EXERCISE DETAILS | Copy the following material line for line, without any changes.

Element location data |
>> begin

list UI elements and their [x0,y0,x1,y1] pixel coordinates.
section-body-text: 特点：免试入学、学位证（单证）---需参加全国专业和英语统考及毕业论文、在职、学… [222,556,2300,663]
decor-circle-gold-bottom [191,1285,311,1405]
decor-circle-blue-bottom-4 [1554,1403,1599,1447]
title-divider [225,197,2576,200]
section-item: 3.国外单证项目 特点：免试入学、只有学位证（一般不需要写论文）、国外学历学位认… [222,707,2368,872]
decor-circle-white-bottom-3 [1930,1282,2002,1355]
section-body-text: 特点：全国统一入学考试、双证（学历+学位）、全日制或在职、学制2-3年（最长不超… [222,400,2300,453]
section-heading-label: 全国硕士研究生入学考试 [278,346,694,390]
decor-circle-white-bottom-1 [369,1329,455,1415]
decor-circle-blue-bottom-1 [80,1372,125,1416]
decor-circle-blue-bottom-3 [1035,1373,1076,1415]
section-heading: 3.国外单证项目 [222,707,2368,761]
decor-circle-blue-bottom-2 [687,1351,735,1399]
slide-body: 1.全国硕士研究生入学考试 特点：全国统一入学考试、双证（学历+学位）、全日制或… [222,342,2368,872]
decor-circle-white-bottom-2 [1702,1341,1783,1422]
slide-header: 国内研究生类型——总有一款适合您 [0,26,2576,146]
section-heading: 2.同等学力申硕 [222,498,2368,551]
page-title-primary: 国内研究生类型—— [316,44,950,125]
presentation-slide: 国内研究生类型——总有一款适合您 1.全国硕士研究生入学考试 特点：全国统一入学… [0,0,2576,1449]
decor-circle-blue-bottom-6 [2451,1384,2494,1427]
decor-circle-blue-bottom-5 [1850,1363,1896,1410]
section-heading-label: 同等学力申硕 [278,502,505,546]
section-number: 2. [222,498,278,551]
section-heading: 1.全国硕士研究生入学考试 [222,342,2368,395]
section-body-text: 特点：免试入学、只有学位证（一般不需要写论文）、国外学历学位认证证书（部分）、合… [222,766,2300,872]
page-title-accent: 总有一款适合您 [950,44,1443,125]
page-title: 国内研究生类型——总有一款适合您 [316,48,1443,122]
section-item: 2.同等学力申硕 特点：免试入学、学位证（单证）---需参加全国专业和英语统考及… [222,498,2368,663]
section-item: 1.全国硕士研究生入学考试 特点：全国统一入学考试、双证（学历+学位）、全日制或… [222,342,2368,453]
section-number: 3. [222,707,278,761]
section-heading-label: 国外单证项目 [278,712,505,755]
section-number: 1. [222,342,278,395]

>> end

PROBLEM SOLUTION |
list UI elements and their [x0,y0,x1,y1] pixel coordinates.
section-body-text: 特点：免试入学、学位证（单证）---需参加全国专业和英语统考及毕业论文、在职、学… [222,556,2300,663]
decor-circle-gold-bottom [191,1285,311,1405]
decor-circle-blue-bottom-4 [1554,1403,1599,1447]
title-divider [225,197,2576,200]
section-item: 3.国外单证项目 特点：免试入学、只有学位证（一般不需要写论文）、国外学历学位认… [222,707,2368,872]
decor-circle-white-bottom-3 [1930,1282,2002,1355]
section-body-text: 特点：全国统一入学考试、双证（学历+学位）、全日制或在职、学制2-3年（最长不超… [222,400,2300,453]
section-heading-label: 全国硕士研究生入学考试 [278,346,694,390]
decor-circle-white-bottom-1 [369,1329,455,1415]
decor-circle-blue-bottom-1 [80,1372,125,1416]
decor-circle-blue-bottom-3 [1035,1373,1076,1415]
section-heading: 3.国外单证项目 [222,707,2368,761]
decor-circle-blue-bottom-2 [687,1351,735,1399]
slide-body: 1.全国硕士研究生入学考试 特点：全国统一入学考试、双证（学历+学位）、全日制或… [222,342,2368,872]
decor-circle-white-bottom-2 [1702,1341,1783,1422]
slide-header: 国内研究生类型——总有一款适合您 [0,26,2576,146]
section-heading: 2.同等学力申硕 [222,498,2368,551]
page-title-primary: 国内研究生类型—— [316,44,950,125]
presentation-slide: 国内研究生类型——总有一款适合您 1.全国硕士研究生入学考试 特点：全国统一入学… [0,0,2576,1449]
decor-circle-blue-bottom-6 [2451,1384,2494,1427]
decor-circle-blue-bottom-5 [1850,1363,1896,1410]
section-heading-label: 同等学力申硕 [278,502,505,546]
section-number: 2. [222,498,278,551]
section-heading: 1.全国硕士研究生入学考试 [222,342,2368,395]
section-body-text: 特点：免试入学、只有学位证（一般不需要写论文）、国外学历学位认证证书（部分）、合… [222,766,2300,872]
page-title-accent: 总有一款适合您 [950,44,1443,125]
page-title: 国内研究生类型——总有一款适合您 [316,48,1443,122]
section-item: 2.同等学力申硕 特点：免试入学、学位证（单证）---需参加全国专业和英语统考及… [222,498,2368,663]
section-item: 1.全国硕士研究生入学考试 特点：全国统一入学考试、双证（学历+学位）、全日制或… [222,342,2368,453]
section-number: 3. [222,707,278,761]
section-heading-label: 国外单证项目 [278,712,505,755]
section-number: 1. [222,342,278,395]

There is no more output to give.